> **Given problem**: Transcribe the material word for word, but without the images.

-------- Stored rows

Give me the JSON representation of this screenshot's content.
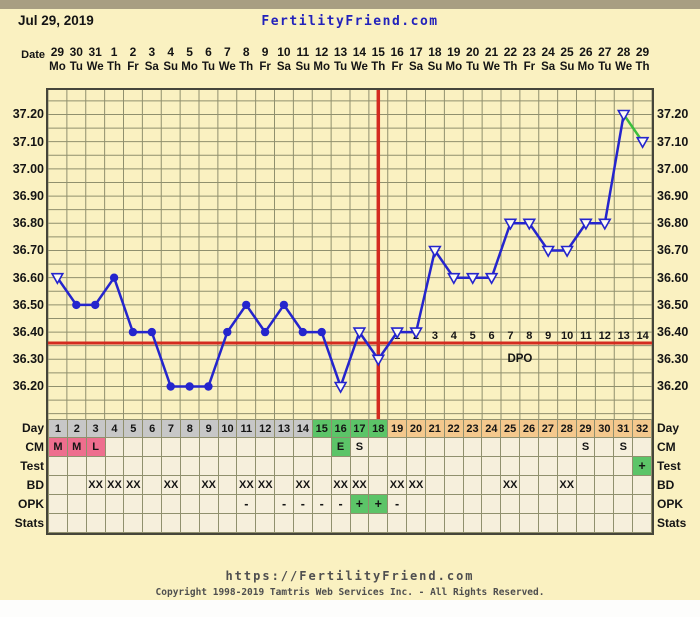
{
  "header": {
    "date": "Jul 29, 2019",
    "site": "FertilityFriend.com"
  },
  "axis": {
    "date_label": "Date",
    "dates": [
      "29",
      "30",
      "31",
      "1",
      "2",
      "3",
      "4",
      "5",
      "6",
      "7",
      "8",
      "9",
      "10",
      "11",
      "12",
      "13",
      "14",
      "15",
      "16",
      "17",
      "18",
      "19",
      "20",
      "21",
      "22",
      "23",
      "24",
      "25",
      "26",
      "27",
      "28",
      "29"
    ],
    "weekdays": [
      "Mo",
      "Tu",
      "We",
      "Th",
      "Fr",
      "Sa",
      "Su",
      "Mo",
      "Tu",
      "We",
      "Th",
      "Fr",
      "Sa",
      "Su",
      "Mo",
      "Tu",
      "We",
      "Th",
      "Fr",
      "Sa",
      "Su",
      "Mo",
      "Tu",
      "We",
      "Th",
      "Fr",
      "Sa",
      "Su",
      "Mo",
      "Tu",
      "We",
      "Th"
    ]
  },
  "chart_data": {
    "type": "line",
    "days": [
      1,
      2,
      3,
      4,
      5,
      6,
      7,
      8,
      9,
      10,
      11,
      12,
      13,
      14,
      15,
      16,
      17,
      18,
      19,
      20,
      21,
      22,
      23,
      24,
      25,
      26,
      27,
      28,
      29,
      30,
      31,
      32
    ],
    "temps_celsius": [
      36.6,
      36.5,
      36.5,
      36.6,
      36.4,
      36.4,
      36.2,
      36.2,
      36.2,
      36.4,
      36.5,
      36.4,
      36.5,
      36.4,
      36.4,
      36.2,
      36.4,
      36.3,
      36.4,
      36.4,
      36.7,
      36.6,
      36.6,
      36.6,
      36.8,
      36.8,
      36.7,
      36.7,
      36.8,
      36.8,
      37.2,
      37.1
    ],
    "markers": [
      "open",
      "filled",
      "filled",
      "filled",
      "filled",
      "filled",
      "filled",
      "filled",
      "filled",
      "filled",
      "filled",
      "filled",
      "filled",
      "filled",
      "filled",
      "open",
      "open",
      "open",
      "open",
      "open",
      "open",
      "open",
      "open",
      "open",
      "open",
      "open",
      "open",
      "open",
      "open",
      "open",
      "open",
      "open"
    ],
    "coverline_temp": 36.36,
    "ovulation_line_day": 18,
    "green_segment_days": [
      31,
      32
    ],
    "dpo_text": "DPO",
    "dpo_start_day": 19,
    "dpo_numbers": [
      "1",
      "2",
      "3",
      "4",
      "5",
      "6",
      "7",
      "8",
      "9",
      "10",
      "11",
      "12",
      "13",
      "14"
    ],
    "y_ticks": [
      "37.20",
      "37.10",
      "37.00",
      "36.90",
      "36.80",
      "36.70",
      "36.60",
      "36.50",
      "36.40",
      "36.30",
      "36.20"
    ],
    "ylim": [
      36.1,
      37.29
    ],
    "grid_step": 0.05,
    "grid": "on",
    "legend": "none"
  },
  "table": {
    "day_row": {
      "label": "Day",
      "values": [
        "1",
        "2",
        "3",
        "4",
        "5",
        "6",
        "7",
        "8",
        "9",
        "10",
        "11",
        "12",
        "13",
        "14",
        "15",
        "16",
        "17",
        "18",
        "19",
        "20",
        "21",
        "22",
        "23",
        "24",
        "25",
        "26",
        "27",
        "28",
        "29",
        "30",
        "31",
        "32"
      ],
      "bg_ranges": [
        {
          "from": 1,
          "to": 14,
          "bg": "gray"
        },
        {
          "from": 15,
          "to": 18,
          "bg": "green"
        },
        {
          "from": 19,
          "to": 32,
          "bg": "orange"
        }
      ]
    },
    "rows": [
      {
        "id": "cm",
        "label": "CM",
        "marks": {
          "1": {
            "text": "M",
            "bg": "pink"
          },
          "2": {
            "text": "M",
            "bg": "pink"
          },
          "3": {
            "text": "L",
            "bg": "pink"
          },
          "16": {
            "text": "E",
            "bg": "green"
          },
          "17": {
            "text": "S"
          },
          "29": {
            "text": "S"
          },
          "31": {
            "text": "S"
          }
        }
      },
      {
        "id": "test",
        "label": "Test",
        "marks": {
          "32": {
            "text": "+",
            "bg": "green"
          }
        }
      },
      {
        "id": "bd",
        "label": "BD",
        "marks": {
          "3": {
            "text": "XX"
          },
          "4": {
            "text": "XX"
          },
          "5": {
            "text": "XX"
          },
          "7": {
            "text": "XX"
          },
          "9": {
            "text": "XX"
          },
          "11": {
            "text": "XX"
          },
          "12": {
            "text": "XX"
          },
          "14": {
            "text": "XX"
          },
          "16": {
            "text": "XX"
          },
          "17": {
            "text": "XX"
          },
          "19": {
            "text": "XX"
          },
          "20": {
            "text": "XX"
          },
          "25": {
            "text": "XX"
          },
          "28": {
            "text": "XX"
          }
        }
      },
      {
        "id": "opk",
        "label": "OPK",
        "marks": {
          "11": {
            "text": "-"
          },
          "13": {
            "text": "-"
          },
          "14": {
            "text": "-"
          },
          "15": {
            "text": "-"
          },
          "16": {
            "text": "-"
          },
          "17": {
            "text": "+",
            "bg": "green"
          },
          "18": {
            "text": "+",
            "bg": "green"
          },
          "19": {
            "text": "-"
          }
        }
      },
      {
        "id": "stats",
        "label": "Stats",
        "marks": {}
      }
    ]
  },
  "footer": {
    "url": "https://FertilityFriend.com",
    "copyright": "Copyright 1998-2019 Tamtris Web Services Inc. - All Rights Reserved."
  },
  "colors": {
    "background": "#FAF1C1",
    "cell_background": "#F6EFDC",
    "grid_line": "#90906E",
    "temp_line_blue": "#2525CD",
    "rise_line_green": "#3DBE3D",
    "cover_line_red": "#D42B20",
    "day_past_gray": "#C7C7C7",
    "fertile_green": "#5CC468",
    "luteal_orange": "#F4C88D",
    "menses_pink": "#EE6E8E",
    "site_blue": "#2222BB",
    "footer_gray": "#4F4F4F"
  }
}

----------------

> **Expected output**:
Give me the JSON representation of this screenshot's content.
{
  "header": {
    "date": "Jul 29, 2019",
    "site": "FertilityFriend.com"
  },
  "axis": {
    "date_label": "Date",
    "dates": [
      "29",
      "30",
      "31",
      "1",
      "2",
      "3",
      "4",
      "5",
      "6",
      "7",
      "8",
      "9",
      "10",
      "11",
      "12",
      "13",
      "14",
      "15",
      "16",
      "17",
      "18",
      "19",
      "20",
      "21",
      "22",
      "23",
      "24",
      "25",
      "26",
      "27",
      "28",
      "29"
    ],
    "weekdays": [
      "Mo",
      "Tu",
      "We",
      "Th",
      "Fr",
      "Sa",
      "Su",
      "Mo",
      "Tu",
      "We",
      "Th",
      "Fr",
      "Sa",
      "Su",
      "Mo",
      "Tu",
      "We",
      "Th",
      "Fr",
      "Sa",
      "Su",
      "Mo",
      "Tu",
      "We",
      "Th",
      "Fr",
      "Sa",
      "Su",
      "Mo",
      "Tu",
      "We",
      "Th"
    ]
  },
  "chart_data": {
    "type": "line",
    "days": [
      1,
      2,
      3,
      4,
      5,
      6,
      7,
      8,
      9,
      10,
      11,
      12,
      13,
      14,
      15,
      16,
      17,
      18,
      19,
      20,
      21,
      22,
      23,
      24,
      25,
      26,
      27,
      28,
      29,
      30,
      31,
      32
    ],
    "temps_celsius": [
      36.6,
      36.5,
      36.5,
      36.6,
      36.4,
      36.4,
      36.2,
      36.2,
      36.2,
      36.4,
      36.5,
      36.4,
      36.5,
      36.4,
      36.4,
      36.2,
      36.4,
      36.3,
      36.4,
      36.4,
      36.7,
      36.6,
      36.6,
      36.6,
      36.8,
      36.8,
      36.7,
      36.7,
      36.8,
      36.8,
      37.2,
      37.1
    ],
    "markers": [
      "open",
      "filled",
      "filled",
      "filled",
      "filled",
      "filled",
      "filled",
      "filled",
      "filled",
      "filled",
      "filled",
      "filled",
      "filled",
      "filled",
      "filled",
      "open",
      "open",
      "open",
      "open",
      "open",
      "open",
      "open",
      "open",
      "open",
      "open",
      "open",
      "open",
      "open",
      "open",
      "open",
      "open",
      "open"
    ],
    "coverline_temp": 36.36,
    "ovulation_line_day": 18,
    "green_segment_days": [
      31,
      32
    ],
    "dpo_text": "DPO",
    "dpo_start_day": 19,
    "dpo_numbers": [
      "1",
      "2",
      "3",
      "4",
      "5",
      "6",
      "7",
      "8",
      "9",
      "10",
      "11",
      "12",
      "13",
      "14"
    ],
    "y_ticks": [
      "37.20",
      "37.10",
      "37.00",
      "36.90",
      "36.80",
      "36.70",
      "36.60",
      "36.50",
      "36.40",
      "36.30",
      "36.20"
    ],
    "ylim": [
      36.1,
      37.29
    ],
    "grid_step": 0.05,
    "grid": "on",
    "legend": "none"
  },
  "table": {
    "day_row": {
      "label": "Day",
      "values": [
        "1",
        "2",
        "3",
        "4",
        "5",
        "6",
        "7",
        "8",
        "9",
        "10",
        "11",
        "12",
        "13",
        "14",
        "15",
        "16",
        "17",
        "18",
        "19",
        "20",
        "21",
        "22",
        "23",
        "24",
        "25",
        "26",
        "27",
        "28",
        "29",
        "30",
        "31",
        "32"
      ],
      "bg_ranges": [
        {
          "from": 1,
          "to": 14,
          "bg": "gray"
        },
        {
          "from": 15,
          "to": 18,
          "bg": "green"
        },
        {
          "from": 19,
          "to": 32,
          "bg": "orange"
        }
      ]
    },
    "rows": [
      {
        "id": "cm",
        "label": "CM",
        "marks": {
          "1": {
            "text": "M",
            "bg": "pink"
          },
          "2": {
            "text": "M",
            "bg": "pink"
          },
          "3": {
            "text": "L",
            "bg": "pink"
          },
          "16": {
            "text": "E",
            "bg": "green"
          },
          "17": {
            "text": "S"
          },
          "29": {
            "text": "S"
          },
          "31": {
            "text": "S"
          }
        }
      },
      {
        "id": "test",
        "label": "Test",
        "marks": {
          "32": {
            "text": "+",
            "bg": "green"
          }
        }
      },
      {
        "id": "bd",
        "label": "BD",
        "marks": {
          "3": {
            "text": "XX"
          },
          "4": {
            "text": "XX"
          },
          "5": {
            "text": "XX"
          },
          "7": {
            "text": "XX"
          },
          "9": {
            "text": "XX"
          },
          "11": {
            "text": "XX"
          },
          "12": {
            "text": "XX"
          },
          "14": {
            "text": "XX"
          },
          "16": {
            "text": "XX"
          },
          "17": {
            "text": "XX"
          },
          "19": {
            "text": "XX"
          },
          "20": {
            "text": "XX"
          },
          "25": {
            "text": "XX"
          },
          "28": {
            "text": "XX"
          }
        }
      },
      {
        "id": "opk",
        "label": "OPK",
        "marks": {
          "11": {
            "text": "-"
          },
          "13": {
            "text": "-"
          },
          "14": {
            "text": "-"
          },
          "15": {
            "text": "-"
          },
          "16": {
            "text": "-"
          },
          "17": {
            "text": "+",
            "bg": "green"
          },
          "18": {
            "text": "+",
            "bg": "green"
          },
          "19": {
            "text": "-"
          }
        }
      },
      {
        "id": "stats",
        "label": "Stats",
        "marks": {}
      }
    ]
  },
  "footer": {
    "url": "https://FertilityFriend.com",
    "copyright": "Copyright 1998-2019 Tamtris Web Services Inc. - All Rights Reserved."
  },
  "colors": {
    "background": "#FAF1C1",
    "cell_background": "#F6EFDC",
    "grid_line": "#90906E",
    "temp_line_blue": "#2525CD",
    "rise_line_green": "#3DBE3D",
    "cover_line_red": "#D42B20",
    "day_past_gray": "#C7C7C7",
    "fertile_green": "#5CC468",
    "luteal_orange": "#F4C88D",
    "menses_pink": "#EE6E8E",
    "site_blue": "#2222BB",
    "footer_gray": "#4F4F4F"
  }
}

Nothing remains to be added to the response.